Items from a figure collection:
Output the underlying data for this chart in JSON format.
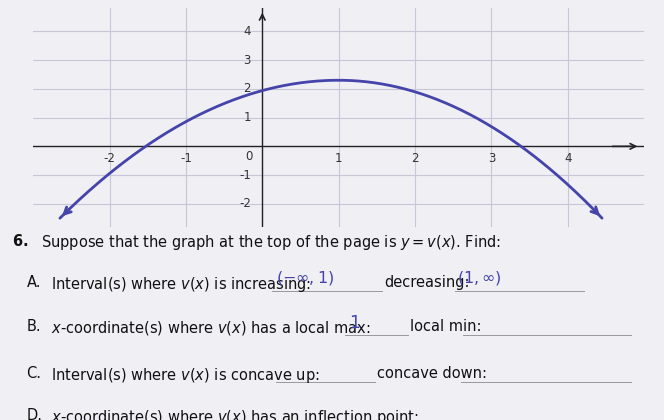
{
  "bg_color": "#f0eff4",
  "graph_bg": "#e0dfe8",
  "curve_color": "#4444aa",
  "axis_color": "#222222",
  "grid_color": "#c8c7d8",
  "xlim": [
    -3.0,
    5.0
  ],
  "ylim": [
    -2.8,
    4.8
  ],
  "xticks": [
    -2,
    -1,
    0,
    1,
    2,
    3,
    4
  ],
  "yticks": [
    -2,
    -1,
    1,
    2,
    3,
    4
  ],
  "curve_x_start": -2.65,
  "curve_x_end": 4.45,
  "curve_peak_x": 1.0,
  "curve_peak_y": 2.3,
  "font_size_main": 10.5,
  "font_size_answer": 11.5,
  "text_color": "#111111",
  "hand_color": "#4444aa",
  "line_color": "#999999"
}
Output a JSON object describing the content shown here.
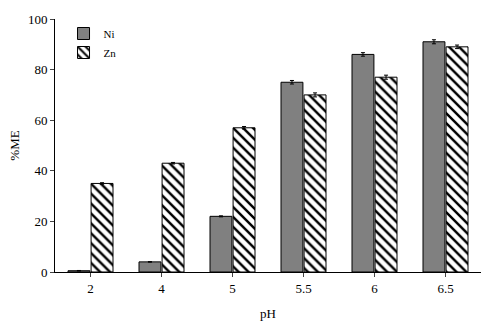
{
  "chart_data": {
    "type": "bar",
    "x_label": "pH",
    "y_label": "%ME",
    "categories": [
      "2",
      "4",
      "5",
      "5.5",
      "6",
      "6.5"
    ],
    "series": [
      {
        "name": "Ni",
        "color": "#808080",
        "marker": "solid",
        "values": [
          0.5,
          4,
          22,
          75,
          86,
          91
        ],
        "errors": [
          0.1,
          0.1,
          0.2,
          0.7,
          0.7,
          0.8
        ]
      },
      {
        "name": "Zn",
        "color": "#ffffff",
        "marker": "hatch",
        "values": [
          35,
          43,
          57,
          70,
          77,
          89
        ],
        "errors": [
          0.3,
          0.3,
          0.5,
          0.8,
          0.8,
          0.7
        ]
      }
    ],
    "ylim": [
      0,
      100
    ],
    "yticks": [
      0,
      20,
      40,
      60,
      80,
      100
    ],
    "grid": false,
    "legend": "upper left"
  }
}
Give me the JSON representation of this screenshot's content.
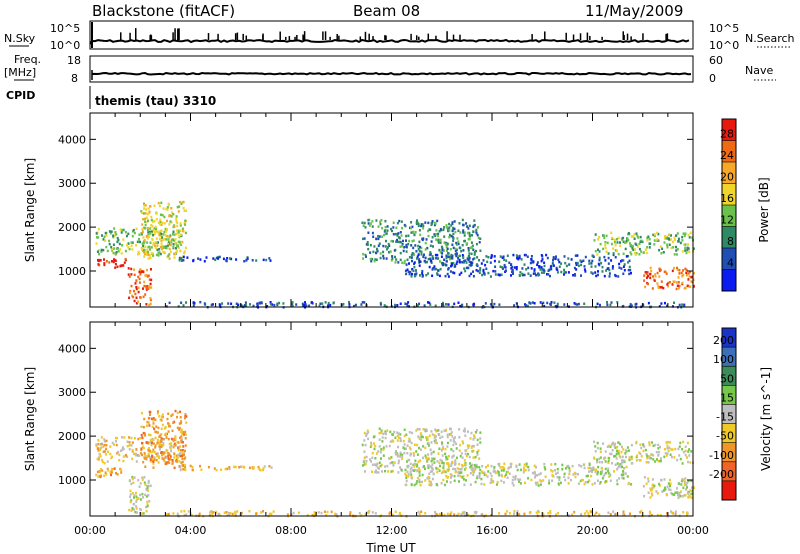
{
  "header": {
    "station": "Blackstone (fitACF)",
    "beam": "Beam 08",
    "date": "11/May/2009"
  },
  "strips": {
    "nsky_label": "N.Sky",
    "nsearch_label": "N.Search",
    "nsky_ticks": [
      "10^5",
      "10^0"
    ],
    "nsearch_ticks": [
      "10^5",
      "10^0"
    ],
    "freq_label_top": "Freq.",
    "freq_label_unit": "[MHz]",
    "freq_ticks": [
      "18",
      "8"
    ],
    "nave_label": "Nave",
    "nave_ticks": [
      "60",
      "0"
    ],
    "cpid_label": "CPID",
    "cpid_text": "themis (tau) 3310"
  },
  "chart_data": [
    {
      "type": "heatmap",
      "title": "",
      "ylabel": "Slant Range [km]",
      "xlabel": "Time UT",
      "x_ticks": [
        "00:00",
        "04:00",
        "08:00",
        "12:00",
        "16:00",
        "20:00",
        "00:00"
      ],
      "y_ticks": [
        "1000",
        "2000",
        "3000",
        "4000"
      ],
      "xlim_hours": [
        0,
        24
      ],
      "ylim_km": [
        180,
        4600
      ],
      "colorbar": {
        "label": "Power [dB]",
        "ticks": [
          "4",
          "8",
          "12",
          "16",
          "20",
          "24",
          "28"
        ],
        "range": [
          0,
          32
        ],
        "colors": [
          "#0a1cf0",
          "#1f4fb4",
          "#2e8a64",
          "#69c24a",
          "#f0d62a",
          "#f7a828",
          "#f06a14",
          "#e81a10"
        ]
      },
      "regions": [
        {
          "t": [
            0.2,
            1.4
          ],
          "r": [
            1100,
            1300
          ],
          "level": 7
        },
        {
          "t": [
            0.2,
            3.7
          ],
          "r": [
            1400,
            2000
          ],
          "level": 3
        },
        {
          "t": [
            2.0,
            3.8
          ],
          "r": [
            1300,
            2600
          ],
          "level": 4
        },
        {
          "t": [
            3.5,
            7.3
          ],
          "r": [
            1250,
            1350
          ],
          "level": 1
        },
        {
          "t": [
            1.5,
            2.4
          ],
          "r": [
            250,
            1100
          ],
          "level": 6
        },
        {
          "t": [
            10.8,
            15.5
          ],
          "r": [
            1200,
            2200
          ],
          "level": 2
        },
        {
          "t": [
            12.5,
            21.5
          ],
          "r": [
            900,
            1400
          ],
          "level": 1
        },
        {
          "t": [
            20.0,
            24.0
          ],
          "r": [
            1400,
            1900
          ],
          "level": 3
        },
        {
          "t": [
            22.0,
            24.0
          ],
          "r": [
            600,
            1100
          ],
          "level": 6
        },
        {
          "t": [
            3.0,
            23.8
          ],
          "r": [
            200,
            320
          ],
          "level": 1
        }
      ]
    },
    {
      "type": "heatmap",
      "title": "",
      "ylabel": "Slant Range [km]",
      "xlabel": "Time UT",
      "x_ticks": [
        "00:00",
        "04:00",
        "08:00",
        "12:00",
        "16:00",
        "20:00",
        "00:00"
      ],
      "y_ticks": [
        "1000",
        "2000",
        "3000",
        "4000"
      ],
      "xlim_hours": [
        0,
        24
      ],
      "ylim_km": [
        180,
        4600
      ],
      "colorbar": {
        "label": "Velocity [m s^-1]",
        "ticks": [
          "200",
          "100",
          "50",
          "15",
          "-15",
          "-50",
          "-100",
          "-200"
        ],
        "range": [
          -250,
          250
        ],
        "colors": [
          "#1a34c8",
          "#3c6fb8",
          "#3c8c5a",
          "#76c84a",
          "#bebebe",
          "#f0c828",
          "#f09628",
          "#f06428",
          "#e81a10"
        ]
      },
      "regions": [
        {
          "t": [
            0.2,
            1.4
          ],
          "r": [
            1100,
            1300
          ],
          "level": 6
        },
        {
          "t": [
            0.2,
            3.7
          ],
          "r": [
            1400,
            2000
          ],
          "level": 5
        },
        {
          "t": [
            2.0,
            3.8
          ],
          "r": [
            1300,
            2600
          ],
          "level": 6
        },
        {
          "t": [
            3.5,
            7.3
          ],
          "r": [
            1250,
            1350
          ],
          "level": 5
        },
        {
          "t": [
            1.5,
            2.4
          ],
          "r": [
            250,
            1100
          ],
          "level": 4
        },
        {
          "t": [
            10.8,
            15.5
          ],
          "r": [
            1200,
            2200
          ],
          "level": 4
        },
        {
          "t": [
            12.5,
            21.5
          ],
          "r": [
            900,
            1400
          ],
          "level": 4
        },
        {
          "t": [
            20.0,
            24.0
          ],
          "r": [
            1400,
            1900
          ],
          "level": 4
        },
        {
          "t": [
            22.0,
            24.0
          ],
          "r": [
            600,
            1100
          ],
          "level": 4
        },
        {
          "t": [
            3.0,
            23.8
          ],
          "r": [
            200,
            320
          ],
          "level": 5
        }
      ]
    }
  ]
}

Given problem: Restate the data above word for word. Do not include the images.

Answer:
Output the underlying data for this chart in JSON format.
{
  "bg_color": "#f0eff4",
  "graph_bg": "#e0dfe8",
  "curve_color": "#4444aa",
  "axis_color": "#222222",
  "grid_color": "#c8c7d8",
  "xlim": [
    -3.0,
    5.0
  ],
  "ylim": [
    -2.8,
    4.8
  ],
  "xticks": [
    -2,
    -1,
    0,
    1,
    2,
    3,
    4
  ],
  "yticks": [
    -2,
    -1,
    1,
    2,
    3,
    4
  ],
  "curve_x_start": -2.65,
  "curve_x_end": 4.45,
  "curve_peak_x": 1.0,
  "curve_peak_y": 2.3,
  "font_size_main": 10.5,
  "font_size_answer": 11.5,
  "text_color": "#111111",
  "hand_color": "#4444aa",
  "line_color": "#999999"
}
Output a JSON object describing the content shown here.
{
  "chart_data": {
    "type": "bar",
    "x_label": "pH",
    "y_label": "%ME",
    "categories": [
      "2",
      "4",
      "5",
      "5.5",
      "6",
      "6.5"
    ],
    "series": [
      {
        "name": "Ni",
        "color": "#808080",
        "marker": "solid",
        "values": [
          0.5,
          4,
          22,
          75,
          86,
          91
        ],
        "errors": [
          0.1,
          0.1,
          0.2,
          0.7,
          0.7,
          0.8
        ]
      },
      {
        "name": "Zn",
        "color": "#ffffff",
        "marker": "hatch",
        "values": [
          35,
          43,
          57,
          70,
          77,
          89
        ],
        "errors": [
          0.3,
          0.3,
          0.5,
          0.8,
          0.8,
          0.7
        ]
      }
    ],
    "ylim": [
      0,
      100
    ],
    "yticks": [
      0,
      20,
      40,
      60,
      80,
      100
    ],
    "grid": false,
    "legend": "upper left"
  }
}
Give me the JSON representation of this screenshot's content.
{
  "header": {
    "station": "Blackstone (fitACF)",
    "beam": "Beam 08",
    "date": "11/May/2009"
  },
  "strips": {
    "nsky_label": "N.Sky",
    "nsearch_label": "N.Search",
    "nsky_ticks": [
      "10^5",
      "10^0"
    ],
    "nsearch_ticks": [
      "10^5",
      "10^0"
    ],
    "freq_label_top": "Freq.",
    "freq_label_unit": "[MHz]",
    "freq_ticks": [
      "18",
      "8"
    ],
    "nave_label": "Nave",
    "nave_ticks": [
      "60",
      "0"
    ],
    "cpid_label": "CPID",
    "cpid_text": "themis (tau) 3310"
  },
  "chart_data": [
    {
      "type": "heatmap",
      "title": "",
      "ylabel": "Slant Range [km]",
      "xlabel": "Time UT",
      "x_ticks": [
        "00:00",
        "04:00",
        "08:00",
        "12:00",
        "16:00",
        "20:00",
        "00:00"
      ],
      "y_ticks": [
        "1000",
        "2000",
        "3000",
        "4000"
      ],
      "xlim_hours": [
        0,
        24
      ],
      "ylim_km": [
        180,
        4600
      ],
      "colorbar": {
        "label": "Power [dB]",
        "ticks": [
          "4",
          "8",
          "12",
          "16",
          "20",
          "24",
          "28"
        ],
        "range": [
          0,
          32
        ],
        "colors": [
          "#0a1cf0",
          "#1f4fb4",
          "#2e8a64",
          "#69c24a",
          "#f0d62a",
          "#f7a828",
          "#f06a14",
          "#e81a10"
        ]
      },
      "regions": [
        {
          "t": [
            0.2,
            1.4
          ],
          "r": [
            1100,
            1300
          ],
          "level": 7
        },
        {
          "t": [
            0.2,
            3.7
          ],
          "r": [
            1400,
            2000
          ],
          "level": 3
        },
        {
          "t": [
            2.0,
            3.8
          ],
          "r": [
            1300,
            2600
          ],
          "level": 4
        },
        {
          "t": [
            3.5,
            7.3
          ],
          "r": [
            1250,
            1350
          ],
          "level": 1
        },
        {
          "t": [
            1.5,
            2.4
          ],
          "r": [
            250,
            1100
          ],
          "level": 6
        },
        {
          "t": [
            10.8,
            15.5
          ],
          "r": [
            1200,
            2200
          ],
          "level": 2
        },
        {
          "t": [
            12.5,
            21.5
          ],
          "r": [
            900,
            1400
          ],
          "level": 1
        },
        {
          "t": [
            20.0,
            24.0
          ],
          "r": [
            1400,
            1900
          ],
          "level": 3
        },
        {
          "t": [
            22.0,
            24.0
          ],
          "r": [
            600,
            1100
          ],
          "level": 6
        },
        {
          "t": [
            3.0,
            23.8
          ],
          "r": [
            200,
            320
          ],
          "level": 1
        }
      ]
    },
    {
      "type": "heatmap",
      "title": "",
      "ylabel": "Slant Range [km]",
      "xlabel": "Time UT",
      "x_ticks": [
        "00:00",
        "04:00",
        "08:00",
        "12:00",
        "16:00",
        "20:00",
        "00:00"
      ],
      "y_ticks": [
        "1000",
        "2000",
        "3000",
        "4000"
      ],
      "xlim_hours": [
        0,
        24
      ],
      "ylim_km": [
        180,
        4600
      ],
      "colorbar": {
        "label": "Velocity [m s^-1]",
        "ticks": [
          "200",
          "100",
          "50",
          "15",
          "-15",
          "-50",
          "-100",
          "-200"
        ],
        "range": [
          -250,
          250
        ],
        "colors": [
          "#1a34c8",
          "#3c6fb8",
          "#3c8c5a",
          "#76c84a",
          "#bebebe",
          "#f0c828",
          "#f09628",
          "#f06428",
          "#e81a10"
        ]
      },
      "regions": [
        {
          "t": [
            0.2,
            1.4
          ],
          "r": [
            1100,
            1300
          ],
          "level": 6
        },
        {
          "t": [
            0.2,
            3.7
          ],
          "r": [
            1400,
            2000
          ],
          "level": 5
        },
        {
          "t": [
            2.0,
            3.8
          ],
          "r": [
            1300,
            2600
          ],
          "level": 6
        },
        {
          "t": [
            3.5,
            7.3
          ],
          "r": [
            1250,
            1350
          ],
          "level": 5
        },
        {
          "t": [
            1.5,
            2.4
          ],
          "r": [
            250,
            1100
          ],
          "level": 4
        },
        {
          "t": [
            10.8,
            15.5
          ],
          "r": [
            1200,
            2200
          ],
          "level": 4
        },
        {
          "t": [
            12.5,
            21.5
          ],
          "r": [
            900,
            1400
          ],
          "level": 4
        },
        {
          "t": [
            20.0,
            24.0
          ],
          "r": [
            1400,
            1900
          ],
          "level": 4
        },
        {
          "t": [
            22.0,
            24.0
          ],
          "r": [
            600,
            1100
          ],
          "level": 4
        },
        {
          "t": [
            3.0,
            23.8
          ],
          "r": [
            200,
            320
          ],
          "level": 5
        }
      ]
    }
  ]
}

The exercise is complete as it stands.